** BEGIN **

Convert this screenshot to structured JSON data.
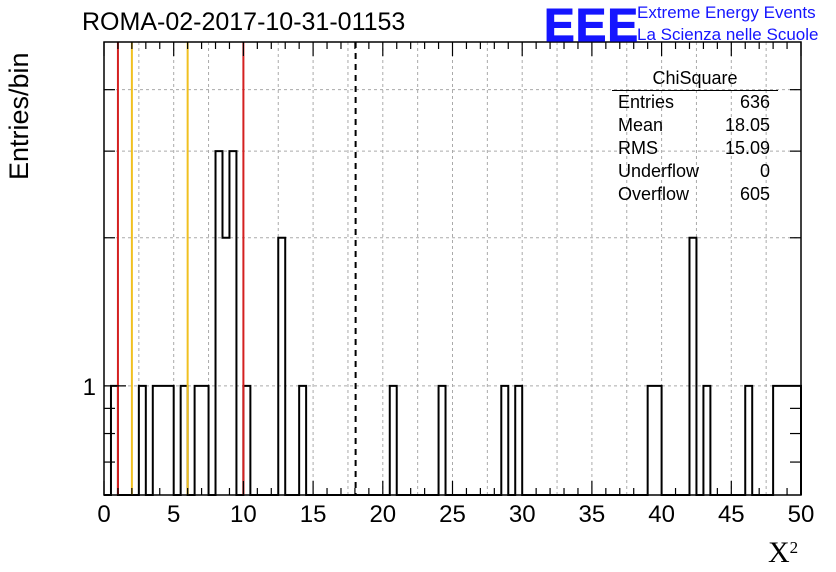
{
  "run_title": "ROMA-02-2017-10-31-01153",
  "logo": {
    "mark": "EEE",
    "line1": "Extreme Energy Events",
    "line2": "La Scienza nelle Scuole",
    "color": "#1515ff"
  },
  "stats_box": {
    "title": "ChiSquare",
    "rows": [
      {
        "label": "Entries",
        "value": "636"
      },
      {
        "label": "Mean",
        "value": "18.05"
      },
      {
        "label": "RMS",
        "value": "15.09"
      },
      {
        "label": "Underflow",
        "value": "0"
      },
      {
        "label": "Overflow",
        "value": "605"
      }
    ]
  },
  "chart_data": {
    "type": "bar",
    "title": "ROMA-02-2017-10-31-01153",
    "xlabel": "X",
    "xlabel_superscript": "2",
    "ylabel": "Entries/bin",
    "xlim": [
      0,
      50
    ],
    "ylim": [
      0.6,
      5
    ],
    "y_scale": "log",
    "bin_width": 0.5,
    "x_ticks": [
      0,
      5,
      10,
      15,
      20,
      25,
      30,
      35,
      40,
      45,
      50
    ],
    "y_tick_labels": [
      {
        "value": 1,
        "label": "1"
      }
    ],
    "grid": true,
    "bins": [
      {
        "x": 0.0,
        "count": 0.6
      },
      {
        "x": 0.5,
        "count": 1
      },
      {
        "x": 2.5,
        "count": 1
      },
      {
        "x": 3.5,
        "count": 1
      },
      {
        "x": 4.0,
        "count": 1
      },
      {
        "x": 4.5,
        "count": 1
      },
      {
        "x": 5.5,
        "count": 1
      },
      {
        "x": 6.5,
        "count": 1
      },
      {
        "x": 7.0,
        "count": 1
      },
      {
        "x": 8.0,
        "count": 3
      },
      {
        "x": 8.5,
        "count": 2
      },
      {
        "x": 9.0,
        "count": 3
      },
      {
        "x": 10.0,
        "count": 1
      },
      {
        "x": 12.5,
        "count": 2
      },
      {
        "x": 14.0,
        "count": 1
      },
      {
        "x": 20.5,
        "count": 1
      },
      {
        "x": 24.0,
        "count": 1
      },
      {
        "x": 28.5,
        "count": 1
      },
      {
        "x": 29.5,
        "count": 1
      },
      {
        "x": 39.0,
        "count": 1
      },
      {
        "x": 39.5,
        "count": 1
      },
      {
        "x": 42.0,
        "count": 2
      },
      {
        "x": 43.0,
        "count": 1
      },
      {
        "x": 46.0,
        "count": 1
      },
      {
        "x": 48.0,
        "count": 1
      },
      {
        "x": 48.5,
        "count": 1
      },
      {
        "x": 49.0,
        "count": 1
      },
      {
        "x": 49.5,
        "count": 1
      }
    ],
    "vertical_lines": [
      {
        "x": 1,
        "color": "#d42020",
        "style": "solid"
      },
      {
        "x": 2,
        "color": "#f0c020",
        "style": "solid"
      },
      {
        "x": 6,
        "color": "#f0c020",
        "style": "solid"
      },
      {
        "x": 10,
        "color": "#d42020",
        "style": "solid"
      },
      {
        "x": 18.05,
        "color": "#000000",
        "style": "dashed"
      }
    ]
  }
}
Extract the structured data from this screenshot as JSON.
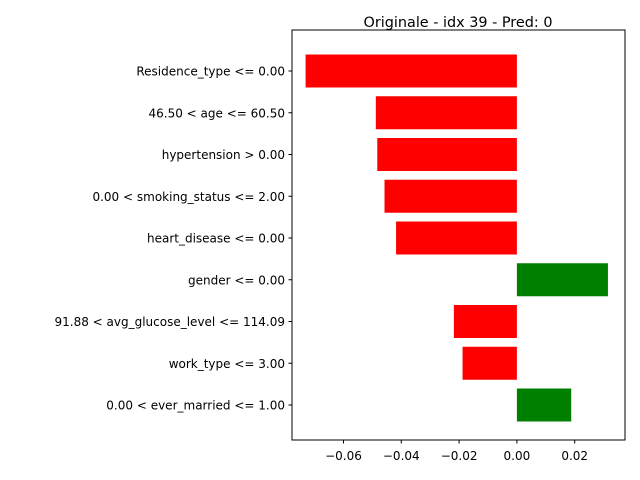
{
  "chart_data": {
    "type": "bar",
    "orientation": "horizontal",
    "title": "Originale - idx 39 - Pred: 0",
    "xlabel": "",
    "ylabel": "",
    "xlim": [
      -0.0778,
      0.0374
    ],
    "xticks": [
      -0.06,
      -0.04,
      -0.02,
      0.0,
      0.02
    ],
    "xtick_labels": [
      "−0.06",
      "−0.04",
      "−0.02",
      "0.00",
      "0.02"
    ],
    "categories": [
      "Residence_type <= 0.00",
      "46.50 < age <= 60.50",
      "hypertension > 0.00",
      "0.00 < smoking_status <= 2.00",
      "heart_disease <= 0.00",
      "gender <= 0.00",
      "91.88 < avg_glucose_level <= 114.09",
      "work_type <= 3.00",
      "0.00 < ever_married <= 1.00"
    ],
    "values": [
      -0.0731,
      -0.0488,
      -0.0483,
      -0.0458,
      -0.0418,
      0.0315,
      -0.0218,
      -0.0188,
      0.0188
    ],
    "colors": {
      "negative": "#ff0000",
      "positive": "#008000",
      "axis": "#000000"
    },
    "grid": false,
    "legend": "none"
  }
}
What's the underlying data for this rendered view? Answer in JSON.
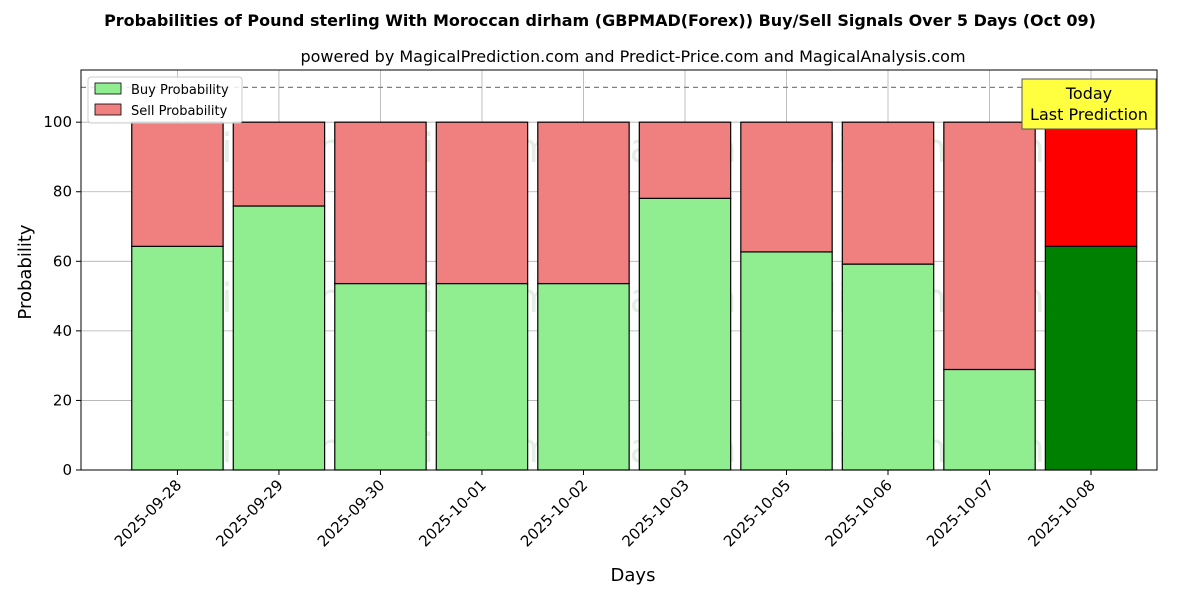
{
  "chart_data": {
    "type": "bar",
    "stacked": true,
    "title": "Probabilities of Pound sterling With Moroccan dirham (GBPMAD(Forex)) Buy/Sell Signals Over 5 Days (Oct 09)",
    "subtitle": "powered by MagicalPrediction.com and Predict-Price.com and MagicalAnalysis.com",
    "xlabel": "Days",
    "ylabel": "Probability",
    "ylim": [
      0,
      115
    ],
    "yticks": [
      0,
      20,
      40,
      60,
      80,
      100
    ],
    "grid": true,
    "legend_position": "top-left",
    "reference_line": 110,
    "categories": [
      "2025-09-28",
      "2025-09-29",
      "2025-09-30",
      "2025-10-01",
      "2025-10-02",
      "2025-10-03",
      "2025-10-05",
      "2025-10-06",
      "2025-10-07",
      "2025-10-08"
    ],
    "series": [
      {
        "name": "Buy Probability",
        "values": [
          64.3,
          75.9,
          53.6,
          53.6,
          53.6,
          78.1,
          62.7,
          59.2,
          28.9,
          64.3
        ],
        "color": "#90ee90",
        "highlight_color": "#008000"
      },
      {
        "name": "Sell Probability",
        "values": [
          35.7,
          24.1,
          46.4,
          46.4,
          46.4,
          21.9,
          37.3,
          40.8,
          71.1,
          35.7
        ],
        "color": "#f08080",
        "highlight_color": "#ff0000"
      }
    ],
    "highlight_index": 9,
    "annotation": {
      "lines": [
        "Today",
        "Last Prediction"
      ],
      "background": "#ffff40"
    },
    "watermarks": [
      "MagicalAnalysis.com",
      "MagicalPrediction.com"
    ]
  }
}
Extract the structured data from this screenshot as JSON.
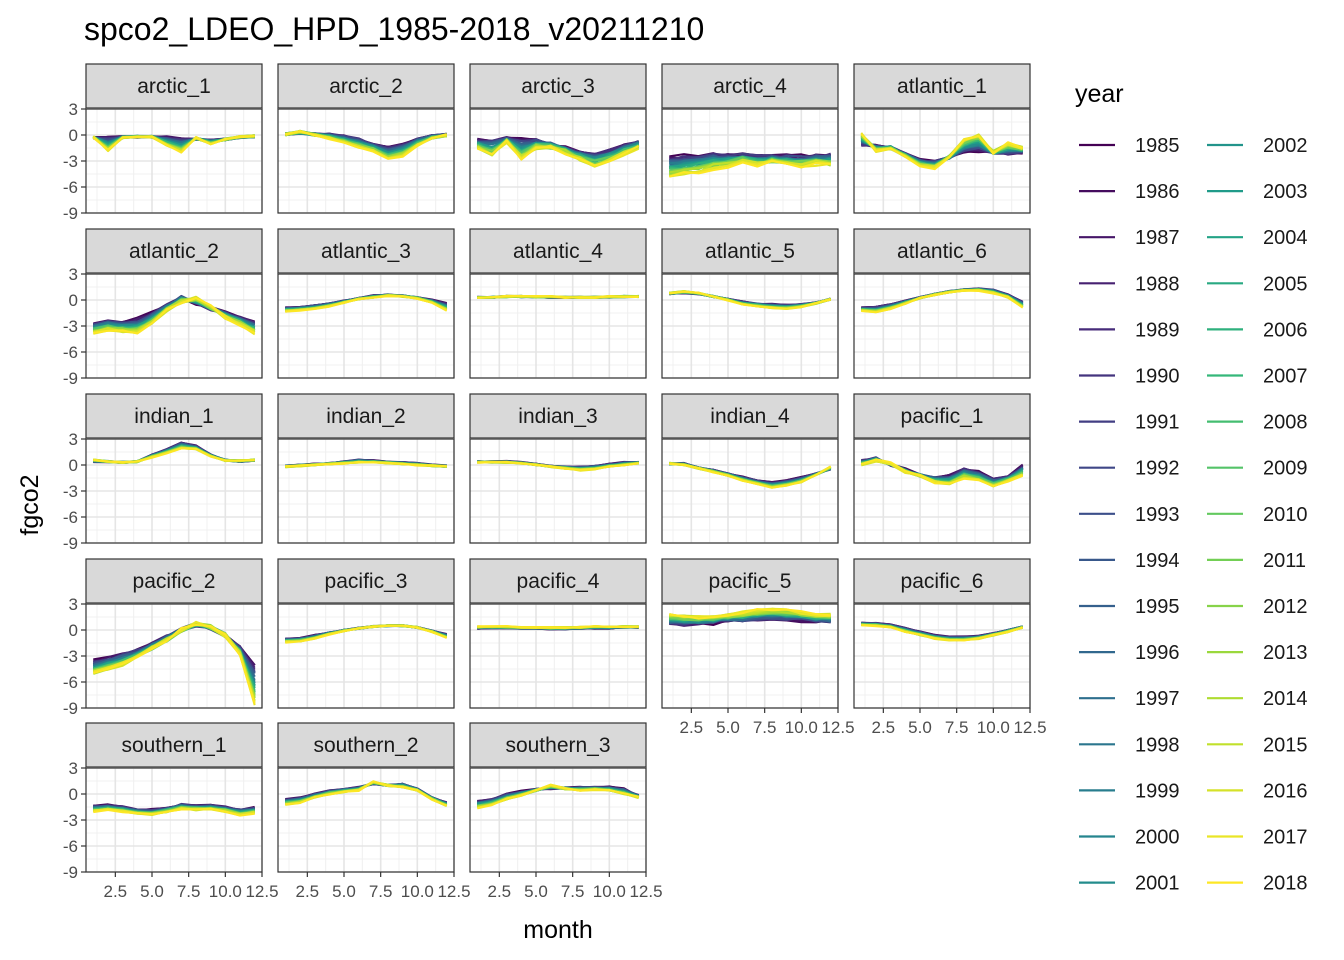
{
  "chart_data": {
    "type": "line",
    "title": "spco2_LDEO_HPD_1985-2018_v20211210",
    "xlabel": "month",
    "ylabel": "fgco2",
    "xlim": [
      0.5,
      12.5
    ],
    "ylim": [
      -9,
      3
    ],
    "x_ticks": [
      2.5,
      5.0,
      7.5,
      10.0,
      12.5
    ],
    "x_tick_labels": [
      "2.5",
      "5.0",
      "7.5",
      "10.0",
      "12.5"
    ],
    "y_ticks": [
      3,
      0,
      -3,
      -6,
      -9
    ],
    "y_tick_labels": [
      "3",
      "0",
      "-3",
      "-6",
      "-9"
    ],
    "grid": true,
    "legend_position": "right",
    "legend_title": "year",
    "legend_columns": 2,
    "color_scale": "viridis",
    "years": [
      1985,
      1986,
      1987,
      1988,
      1989,
      1990,
      1991,
      1992,
      1993,
      1994,
      1995,
      1996,
      1997,
      1998,
      1999,
      2000,
      2001,
      2002,
      2003,
      2004,
      2005,
      2006,
      2007,
      2008,
      2009,
      2010,
      2011,
      2012,
      2013,
      2014,
      2015,
      2016,
      2017,
      2018
    ],
    "x": [
      1,
      2,
      3,
      4,
      5,
      6,
      7,
      8,
      9,
      10,
      11,
      12
    ],
    "facets": [
      {
        "name": "arctic_1",
        "early": [
          -0.3,
          -0.2,
          -0.2,
          -0.2,
          -0.2,
          -0.2,
          -0.3,
          -0.5,
          -0.6,
          -0.5,
          -0.3,
          -0.2
        ],
        "late": [
          -0.2,
          -1.8,
          -0.3,
          -0.2,
          -0.2,
          -1.2,
          -2.0,
          -0.3,
          -1.0,
          -0.5,
          -0.2,
          -0.1
        ]
      },
      {
        "name": "arctic_2",
        "early": [
          0.1,
          0.2,
          0.1,
          0.1,
          -0.1,
          -0.4,
          -1.0,
          -1.4,
          -1.0,
          -0.4,
          -0.1,
          0.0
        ],
        "late": [
          0.1,
          0.4,
          0.0,
          -0.4,
          -0.8,
          -1.4,
          -1.8,
          -2.8,
          -2.4,
          -1.2,
          -0.4,
          0.0
        ]
      },
      {
        "name": "arctic_3",
        "early": [
          -0.6,
          -0.5,
          -0.4,
          -0.4,
          -0.6,
          -1.0,
          -1.5,
          -2.0,
          -2.2,
          -1.8,
          -1.2,
          -0.7
        ],
        "late": [
          -1.5,
          -2.4,
          -0.8,
          -2.8,
          -1.5,
          -1.5,
          -2.0,
          -2.8,
          -3.5,
          -3.0,
          -2.2,
          -1.5
        ]
      },
      {
        "name": "arctic_4",
        "early": [
          -2.6,
          -2.4,
          -2.2,
          -2.2,
          -2.4,
          -2.3,
          -2.4,
          -2.5,
          -2.4,
          -2.5,
          -2.4,
          -2.3
        ],
        "late": [
          -4.8,
          -4.5,
          -4.2,
          -3.8,
          -3.5,
          -3.0,
          -3.5,
          -3.0,
          -3.2,
          -3.5,
          -3.3,
          -3.5
        ]
      },
      {
        "name": "atlantic_1",
        "early": [
          -1.2,
          -1.2,
          -1.4,
          -2.2,
          -2.8,
          -3.0,
          -2.6,
          -2.0,
          -1.8,
          -2.0,
          -2.2,
          -2.0
        ],
        "late": [
          0.2,
          -1.8,
          -1.5,
          -2.5,
          -3.5,
          -3.8,
          -2.5,
          -0.5,
          0.0,
          -2.0,
          -1.0,
          -1.5
        ]
      },
      {
        "name": "atlantic_2",
        "early": [
          -2.8,
          -2.4,
          -2.6,
          -2.2,
          -1.4,
          -0.6,
          0.4,
          -0.4,
          -1.0,
          -1.5,
          -2.0,
          -2.6
        ],
        "late": [
          -3.8,
          -3.4,
          -3.6,
          -3.8,
          -2.8,
          -1.2,
          -0.2,
          0.2,
          -0.8,
          -2.0,
          -2.8,
          -3.8
        ]
      },
      {
        "name": "atlantic_3",
        "early": [
          -0.9,
          -0.8,
          -0.6,
          -0.4,
          -0.1,
          0.2,
          0.5,
          0.6,
          0.5,
          0.3,
          0.0,
          -0.4
        ],
        "late": [
          -1.3,
          -1.2,
          -1.0,
          -0.7,
          -0.3,
          0.1,
          0.3,
          0.5,
          0.4,
          0.2,
          -0.3,
          -1.2
        ]
      },
      {
        "name": "atlantic_4",
        "early": [
          0.3,
          0.3,
          0.4,
          0.4,
          0.3,
          0.3,
          0.3,
          0.3,
          0.3,
          0.3,
          0.4,
          0.4
        ],
        "late": [
          0.3,
          0.3,
          0.4,
          0.4,
          0.4,
          0.4,
          0.3,
          0.3,
          0.3,
          0.4,
          0.4,
          0.4
        ]
      },
      {
        "name": "atlantic_5",
        "early": [
          0.7,
          0.8,
          0.7,
          0.4,
          0.1,
          -0.2,
          -0.4,
          -0.5,
          -0.6,
          -0.5,
          -0.3,
          0.1
        ],
        "late": [
          0.8,
          1.0,
          0.8,
          0.4,
          0.0,
          -0.5,
          -0.7,
          -0.9,
          -1.0,
          -0.8,
          -0.4,
          0.1
        ]
      },
      {
        "name": "atlantic_6",
        "early": [
          -0.9,
          -0.8,
          -0.5,
          -0.1,
          0.3,
          0.7,
          1.0,
          1.2,
          1.3,
          1.2,
          0.6,
          -0.2
        ],
        "late": [
          -1.2,
          -1.4,
          -1.0,
          -0.4,
          0.2,
          0.6,
          0.9,
          1.1,
          1.1,
          0.8,
          0.3,
          -0.9
        ]
      },
      {
        "name": "indian_1",
        "early": [
          0.4,
          0.4,
          0.3,
          0.4,
          1.2,
          1.8,
          2.6,
          2.2,
          1.2,
          0.6,
          0.4,
          0.5
        ],
        "late": [
          0.6,
          0.4,
          0.3,
          0.4,
          0.9,
          1.4,
          1.9,
          1.8,
          1.0,
          0.5,
          0.5,
          0.6
        ]
      },
      {
        "name": "indian_2",
        "early": [
          -0.1,
          0.0,
          0.1,
          0.2,
          0.4,
          0.6,
          0.5,
          0.4,
          0.3,
          0.2,
          0.0,
          -0.1
        ],
        "late": [
          -0.2,
          -0.1,
          0.0,
          0.1,
          0.2,
          0.3,
          0.3,
          0.2,
          0.1,
          0.0,
          -0.1,
          -0.2
        ]
      },
      {
        "name": "indian_3",
        "early": [
          0.4,
          0.4,
          0.4,
          0.3,
          0.1,
          -0.1,
          -0.2,
          -0.2,
          -0.1,
          0.1,
          0.3,
          0.3
        ],
        "late": [
          0.3,
          0.3,
          0.3,
          0.2,
          0.0,
          -0.2,
          -0.4,
          -0.6,
          -0.5,
          -0.2,
          0.0,
          0.2
        ]
      },
      {
        "name": "indian_4",
        "early": [
          0.1,
          0.2,
          -0.3,
          -0.6,
          -1.0,
          -1.4,
          -1.8,
          -2.0,
          -1.8,
          -1.4,
          -1.0,
          -0.5
        ],
        "late": [
          0.2,
          0.0,
          -0.4,
          -0.8,
          -1.2,
          -1.8,
          -2.2,
          -2.6,
          -2.4,
          -2.0,
          -1.2,
          -0.2
        ]
      },
      {
        "name": "pacific_1",
        "early": [
          0.5,
          0.8,
          0.0,
          -0.5,
          -1.2,
          -1.4,
          -1.2,
          -0.4,
          -0.8,
          -1.6,
          -1.4,
          0.0
        ],
        "late": [
          0.0,
          0.5,
          0.2,
          -0.8,
          -1.2,
          -2.0,
          -2.2,
          -1.5,
          -1.8,
          -2.4,
          -1.8,
          -1.2
        ]
      },
      {
        "name": "pacific_2",
        "early": [
          -3.6,
          -3.2,
          -2.8,
          -2.2,
          -1.6,
          -0.8,
          0.0,
          0.6,
          0.2,
          -0.6,
          -2.0,
          -4.0
        ],
        "late": [
          -5.0,
          -4.6,
          -4.0,
          -3.2,
          -2.2,
          -1.2,
          0.0,
          0.8,
          0.4,
          -0.6,
          -2.8,
          -8.6
        ]
      },
      {
        "name": "pacific_3",
        "early": [
          -1.0,
          -0.9,
          -0.6,
          -0.3,
          0.0,
          0.2,
          0.4,
          0.5,
          0.5,
          0.3,
          -0.1,
          -0.5
        ],
        "late": [
          -1.4,
          -1.3,
          -1.0,
          -0.5,
          -0.1,
          0.2,
          0.4,
          0.5,
          0.5,
          0.3,
          -0.2,
          -0.9
        ]
      },
      {
        "name": "pacific_4",
        "early": [
          0.2,
          0.2,
          0.2,
          0.2,
          0.2,
          0.1,
          0.1,
          0.2,
          0.2,
          0.2,
          0.3,
          0.3
        ],
        "late": [
          0.4,
          0.4,
          0.4,
          0.3,
          0.3,
          0.3,
          0.3,
          0.3,
          0.4,
          0.4,
          0.4,
          0.4
        ]
      },
      {
        "name": "pacific_5",
        "early": [
          0.6,
          0.6,
          0.7,
          0.8,
          1.0,
          1.0,
          1.2,
          1.2,
          1.2,
          1.1,
          1.0,
          0.9
        ],
        "late": [
          1.8,
          1.6,
          1.5,
          1.6,
          1.8,
          2.0,
          2.2,
          2.4,
          2.2,
          2.0,
          1.8,
          1.8
        ]
      },
      {
        "name": "pacific_6",
        "early": [
          0.8,
          0.8,
          0.6,
          0.2,
          -0.2,
          -0.6,
          -0.8,
          -0.8,
          -0.7,
          -0.4,
          0.0,
          0.4
        ],
        "late": [
          0.6,
          0.5,
          0.3,
          -0.2,
          -0.6,
          -1.0,
          -1.2,
          -1.2,
          -1.0,
          -0.6,
          -0.2,
          0.3
        ]
      },
      {
        "name": "southern_1",
        "early": [
          -1.4,
          -1.3,
          -1.5,
          -1.8,
          -1.8,
          -1.6,
          -1.2,
          -1.4,
          -1.3,
          -1.5,
          -1.8,
          -1.6
        ],
        "late": [
          -2.0,
          -1.8,
          -2.0,
          -2.3,
          -2.4,
          -2.1,
          -1.7,
          -1.8,
          -1.8,
          -2.0,
          -2.4,
          -2.2
        ]
      },
      {
        "name": "southern_2",
        "early": [
          -0.6,
          -0.4,
          0.0,
          0.4,
          0.6,
          0.8,
          1.2,
          1.0,
          1.2,
          0.6,
          -0.4,
          -1.0
        ],
        "late": [
          -1.2,
          -1.0,
          -0.4,
          0.0,
          0.2,
          0.4,
          1.4,
          1.0,
          0.8,
          0.4,
          -0.6,
          -1.4
        ]
      },
      {
        "name": "southern_3",
        "early": [
          -0.8,
          -0.6,
          0.0,
          0.3,
          0.5,
          0.6,
          0.7,
          0.8,
          0.8,
          0.8,
          0.6,
          -0.2
        ],
        "late": [
          -1.6,
          -1.2,
          -0.6,
          -0.2,
          0.4,
          1.0,
          0.6,
          0.4,
          0.5,
          0.4,
          0.0,
          -0.4
        ]
      }
    ]
  }
}
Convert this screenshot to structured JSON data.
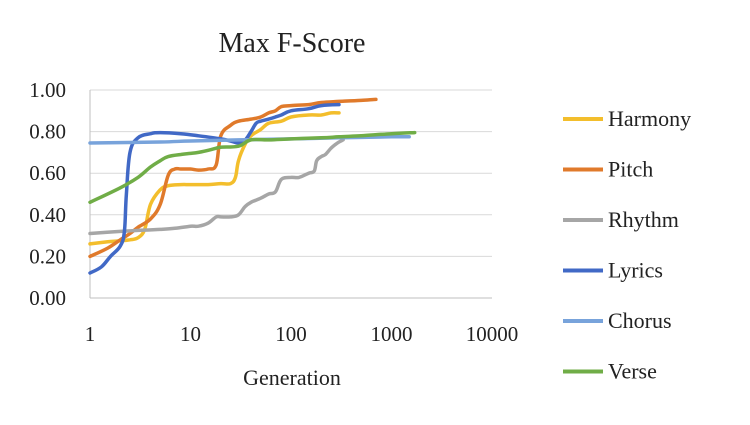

** END **

▶ [Challenge]:
Copy down every line of the material above that includes the string "Days".

▶ [Correct response]:
    "title": "Probabilities of Pound sterling With Moroccan dirham (GBPMAD(Forex)) Buy/Sell Signals Over 5 Days (Oct 09)",
    "xlabel": "Days",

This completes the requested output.